What the task asks
Write only the number of lines in the records beneath that hold "призерами".

Extracted records
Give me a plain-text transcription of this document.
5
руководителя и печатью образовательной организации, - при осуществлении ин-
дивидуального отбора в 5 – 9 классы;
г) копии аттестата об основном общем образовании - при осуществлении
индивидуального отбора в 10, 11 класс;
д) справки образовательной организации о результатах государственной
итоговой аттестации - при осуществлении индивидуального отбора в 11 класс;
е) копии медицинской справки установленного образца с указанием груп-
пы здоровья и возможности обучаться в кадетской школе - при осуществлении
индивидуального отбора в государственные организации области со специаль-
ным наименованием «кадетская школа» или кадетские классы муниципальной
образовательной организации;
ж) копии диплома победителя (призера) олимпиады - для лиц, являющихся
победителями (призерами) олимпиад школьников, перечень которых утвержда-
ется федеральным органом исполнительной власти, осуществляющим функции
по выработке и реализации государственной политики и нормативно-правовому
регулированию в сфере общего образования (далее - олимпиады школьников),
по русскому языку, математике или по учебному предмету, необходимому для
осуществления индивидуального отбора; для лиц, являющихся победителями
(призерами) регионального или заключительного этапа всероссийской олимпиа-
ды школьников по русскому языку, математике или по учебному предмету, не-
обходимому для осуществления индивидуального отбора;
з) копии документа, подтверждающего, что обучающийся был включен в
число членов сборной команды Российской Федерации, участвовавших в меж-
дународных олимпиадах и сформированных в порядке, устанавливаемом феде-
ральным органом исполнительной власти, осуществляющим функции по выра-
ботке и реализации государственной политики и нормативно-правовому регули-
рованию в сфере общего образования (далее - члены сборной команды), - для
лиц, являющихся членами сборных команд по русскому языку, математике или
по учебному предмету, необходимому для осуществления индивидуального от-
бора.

Result below
2